■ **What you have to do**: Transcribe every line, keeping it exact.

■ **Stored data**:
• • •

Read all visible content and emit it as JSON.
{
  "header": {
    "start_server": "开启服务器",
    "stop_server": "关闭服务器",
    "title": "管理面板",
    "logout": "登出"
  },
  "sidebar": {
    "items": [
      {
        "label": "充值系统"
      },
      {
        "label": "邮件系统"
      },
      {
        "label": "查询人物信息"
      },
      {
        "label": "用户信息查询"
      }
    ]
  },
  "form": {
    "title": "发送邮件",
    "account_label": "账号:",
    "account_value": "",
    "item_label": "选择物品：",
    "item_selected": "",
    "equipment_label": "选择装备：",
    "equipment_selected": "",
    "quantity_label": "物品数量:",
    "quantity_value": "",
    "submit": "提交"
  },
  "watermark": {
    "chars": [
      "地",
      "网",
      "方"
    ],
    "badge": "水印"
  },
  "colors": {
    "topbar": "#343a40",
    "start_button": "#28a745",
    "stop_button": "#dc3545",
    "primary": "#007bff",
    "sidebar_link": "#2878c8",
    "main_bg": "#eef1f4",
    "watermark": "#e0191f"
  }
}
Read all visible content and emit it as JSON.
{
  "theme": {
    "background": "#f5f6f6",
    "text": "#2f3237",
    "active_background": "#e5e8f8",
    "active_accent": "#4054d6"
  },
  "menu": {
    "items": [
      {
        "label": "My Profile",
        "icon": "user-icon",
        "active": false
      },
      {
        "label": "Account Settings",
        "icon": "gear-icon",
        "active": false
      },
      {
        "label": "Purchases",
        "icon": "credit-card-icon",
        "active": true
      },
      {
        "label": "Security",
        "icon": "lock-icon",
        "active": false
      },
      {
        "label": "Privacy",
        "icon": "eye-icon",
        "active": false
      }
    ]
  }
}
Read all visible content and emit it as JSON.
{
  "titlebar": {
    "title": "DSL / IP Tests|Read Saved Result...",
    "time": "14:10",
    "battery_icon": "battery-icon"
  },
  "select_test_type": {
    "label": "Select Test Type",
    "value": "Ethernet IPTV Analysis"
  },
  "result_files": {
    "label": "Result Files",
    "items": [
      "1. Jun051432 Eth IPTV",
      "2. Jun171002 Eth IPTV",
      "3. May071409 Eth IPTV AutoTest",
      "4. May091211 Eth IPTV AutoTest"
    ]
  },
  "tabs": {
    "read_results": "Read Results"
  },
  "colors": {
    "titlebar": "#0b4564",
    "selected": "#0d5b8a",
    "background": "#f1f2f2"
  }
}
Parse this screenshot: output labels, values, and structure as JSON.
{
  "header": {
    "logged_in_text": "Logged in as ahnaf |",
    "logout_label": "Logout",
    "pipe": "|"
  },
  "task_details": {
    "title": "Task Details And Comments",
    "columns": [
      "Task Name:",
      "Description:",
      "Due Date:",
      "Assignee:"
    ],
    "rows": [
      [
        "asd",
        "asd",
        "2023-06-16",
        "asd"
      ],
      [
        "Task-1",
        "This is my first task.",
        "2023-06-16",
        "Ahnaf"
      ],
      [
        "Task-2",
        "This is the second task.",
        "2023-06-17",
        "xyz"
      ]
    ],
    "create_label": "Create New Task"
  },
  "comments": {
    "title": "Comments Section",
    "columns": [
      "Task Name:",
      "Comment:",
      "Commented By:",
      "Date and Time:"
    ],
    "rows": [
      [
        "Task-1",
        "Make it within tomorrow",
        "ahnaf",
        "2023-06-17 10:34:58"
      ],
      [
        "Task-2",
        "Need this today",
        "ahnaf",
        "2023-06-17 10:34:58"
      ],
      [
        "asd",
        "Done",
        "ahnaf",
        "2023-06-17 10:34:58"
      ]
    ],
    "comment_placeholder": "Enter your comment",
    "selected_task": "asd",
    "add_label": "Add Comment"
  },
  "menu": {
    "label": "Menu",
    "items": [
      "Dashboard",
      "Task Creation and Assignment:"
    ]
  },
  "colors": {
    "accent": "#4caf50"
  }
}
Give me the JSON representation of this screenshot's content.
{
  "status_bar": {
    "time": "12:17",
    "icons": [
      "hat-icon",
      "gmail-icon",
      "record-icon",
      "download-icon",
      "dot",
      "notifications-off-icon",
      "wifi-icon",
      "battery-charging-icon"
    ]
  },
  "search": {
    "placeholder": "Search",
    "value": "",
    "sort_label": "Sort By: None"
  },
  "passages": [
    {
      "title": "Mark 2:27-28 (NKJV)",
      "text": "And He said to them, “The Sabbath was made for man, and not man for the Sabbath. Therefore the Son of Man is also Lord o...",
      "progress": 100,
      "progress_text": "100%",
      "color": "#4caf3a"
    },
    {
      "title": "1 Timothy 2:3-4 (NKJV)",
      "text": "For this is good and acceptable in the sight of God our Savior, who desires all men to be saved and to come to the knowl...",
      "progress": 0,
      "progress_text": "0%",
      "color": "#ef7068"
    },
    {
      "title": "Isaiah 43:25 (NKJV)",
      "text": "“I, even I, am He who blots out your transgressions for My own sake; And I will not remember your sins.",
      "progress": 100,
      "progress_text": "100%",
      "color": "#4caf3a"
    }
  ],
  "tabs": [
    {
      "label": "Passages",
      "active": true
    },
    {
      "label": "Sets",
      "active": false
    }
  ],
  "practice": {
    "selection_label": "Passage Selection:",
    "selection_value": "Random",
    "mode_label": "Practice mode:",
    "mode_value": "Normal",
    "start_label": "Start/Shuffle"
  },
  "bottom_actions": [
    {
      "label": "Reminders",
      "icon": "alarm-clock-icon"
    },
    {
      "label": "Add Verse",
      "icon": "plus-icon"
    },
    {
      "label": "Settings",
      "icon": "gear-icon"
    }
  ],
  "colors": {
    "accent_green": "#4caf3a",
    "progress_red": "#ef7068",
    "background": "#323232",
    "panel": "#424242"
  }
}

• • •

■ **Solution**:
Read all visible content and emit it as JSON.
{
  "header": {
    "start_server": "开启服务器",
    "stop_server": "关闭服务器",
    "title": "管理面板",
    "logout": "登出"
  },
  "sidebar": {
    "items": [
      {
        "label": "充值系统"
      },
      {
        "label": "邮件系统"
      },
      {
        "label": "查询人物信息"
      },
      {
        "label": "用户信息查询"
      }
    ]
  },
  "form": {
    "title": "发送邮件",
    "account_label": "账号:",
    "account_value": "",
    "item_label": "选择物品：",
    "item_selected": "",
    "equipment_label": "选择装备：",
    "equipment_selected": "",
    "quantity_label": "物品数量:",
    "quantity_value": "",
    "submit": "提交"
  },
  "watermark": {
    "chars": [
      "地",
      "网",
      "方"
    ],
    "badge": "水印"
  },
  "colors": {
    "topbar": "#343a40",
    "start_button": "#28a745",
    "stop_button": "#dc3545",
    "primary": "#007bff",
    "sidebar_link": "#2878c8",
    "main_bg": "#eef1f4",
    "watermark": "#e0191f"
  }
}
Read all visible content and emit it as JSON.
{
  "theme": {
    "background": "#f5f6f6",
    "text": "#2f3237",
    "active_background": "#e5e8f8",
    "active_accent": "#4054d6"
  },
  "menu": {
    "items": [
      {
        "label": "My Profile",
        "icon": "user-icon",
        "active": false
      },
      {
        "label": "Account Settings",
        "icon": "gear-icon",
        "active": false
      },
      {
        "label": "Purchases",
        "icon": "credit-card-icon",
        "active": true
      },
      {
        "label": "Security",
        "icon": "lock-icon",
        "active": false
      },
      {
        "label": "Privacy",
        "icon": "eye-icon",
        "active": false
      }
    ]
  }
}
Read all visible content and emit it as JSON.
{
  "titlebar": {
    "title": "DSL / IP Tests|Read Saved Result...",
    "time": "14:10",
    "battery_icon": "battery-icon"
  },
  "select_test_type": {
    "label": "Select Test Type",
    "value": "Ethernet IPTV Analysis"
  },
  "result_files": {
    "label": "Result Files",
    "items": [
      "1. Jun051432 Eth IPTV",
      "2. Jun171002 Eth IPTV",
      "3. May071409 Eth IPTV AutoTest",
      "4. May091211 Eth IPTV AutoTest"
    ]
  },
  "tabs": {
    "read_results": "Read Results"
  },
  "colors": {
    "titlebar": "#0b4564",
    "selected": "#0d5b8a",
    "background": "#f1f2f2"
  }
}
Parse this screenshot: output labels, values, and structure as JSON.
{
  "header": {
    "logged_in_text": "Logged in as ahnaf |",
    "logout_label": "Logout",
    "pipe": "|"
  },
  "task_details": {
    "title": "Task Details And Comments",
    "columns": [
      "Task Name:",
      "Description:",
      "Due Date:",
      "Assignee:"
    ],
    "rows": [
      [
        "asd",
        "asd",
        "2023-06-16",
        "asd"
      ],
      [
        "Task-1",
        "This is my first task.",
        "2023-06-16",
        "Ahnaf"
      ],
      [
        "Task-2",
        "This is the second task.",
        "2023-06-17",
        "xyz"
      ]
    ],
    "create_label": "Create New Task"
  },
  "comments": {
    "title": "Comments Section",
    "columns": [
      "Task Name:",
      "Comment:",
      "Commented By:",
      "Date and Time:"
    ],
    "rows": [
      [
        "Task-1",
        "Make it within tomorrow",
        "ahnaf",
        "2023-06-17 10:34:58"
      ],
      [
        "Task-2",
        "Need this today",
        "ahnaf",
        "2023-06-17 10:34:58"
      ],
      [
        "asd",
        "Done",
        "ahnaf",
        "2023-06-17 10:34:58"
      ]
    ],
    "comment_placeholder": "Enter your comment",
    "selected_task": "asd",
    "add_label": "Add Comment"
  },
  "menu": {
    "label": "Menu",
    "items": [
      "Dashboard",
      "Task Creation and Assignment:"
    ]
  },
  "colors": {
    "accent": "#4caf50"
  }
}
Give me the JSON representation of this screenshot's content.
{
  "status_bar": {
    "time": "12:17",
    "icons": [
      "hat-icon",
      "gmail-icon",
      "record-icon",
      "download-icon",
      "dot",
      "notifications-off-icon",
      "wifi-icon",
      "battery-charging-icon"
    ]
  },
  "search": {
    "placeholder": "Search",
    "value": "",
    "sort_label": "Sort By: None"
  },
  "passages": [
    {
      "title": "Mark 2:27-28 (NKJV)",
      "text": "And He said to them, “The Sabbath was made for man, and not man for the Sabbath. Therefore the Son of Man is also Lord o...",
      "progress": 100,
      "progress_text": "100%",
      "color": "#4caf3a"
    },
    {
      "title": "1 Timothy 2:3-4 (NKJV)",
      "text": "For this is good and acceptable in the sight of God our Savior, who desires all men to be saved and to come to the knowl...",
      "progress": 0,
      "progress_text": "0%",
      "color": "#ef7068"
    },
    {
      "title": "Isaiah 43:25 (NKJV)",
      "text": "“I, even I, am He who blots out your transgressions for My own sake; And I will not remember your sins.",
      "progress": 100,
      "progress_text": "100%",
      "color": "#4caf3a"
    }
  ],
  "tabs": [
    {
      "label": "Passages",
      "active": true
    },
    {
      "label": "Sets",
      "active": false
    }
  ],
  "practice": {
    "selection_label": "Passage Selection:",
    "selection_value": "Random",
    "mode_label": "Practice mode:",
    "mode_value": "Normal",
    "start_label": "Start/Shuffle"
  },
  "bottom_actions": [
    {
      "label": "Reminders",
      "icon": "alarm-clock-icon"
    },
    {
      "label": "Add Verse",
      "icon": "plus-icon"
    },
    {
      "label": "Settings",
      "icon": "gear-icon"
    }
  ],
  "colors": {
    "accent_green": "#4caf3a",
    "progress_red": "#ef7068",
    "background": "#323232",
    "panel": "#424242"
  }
}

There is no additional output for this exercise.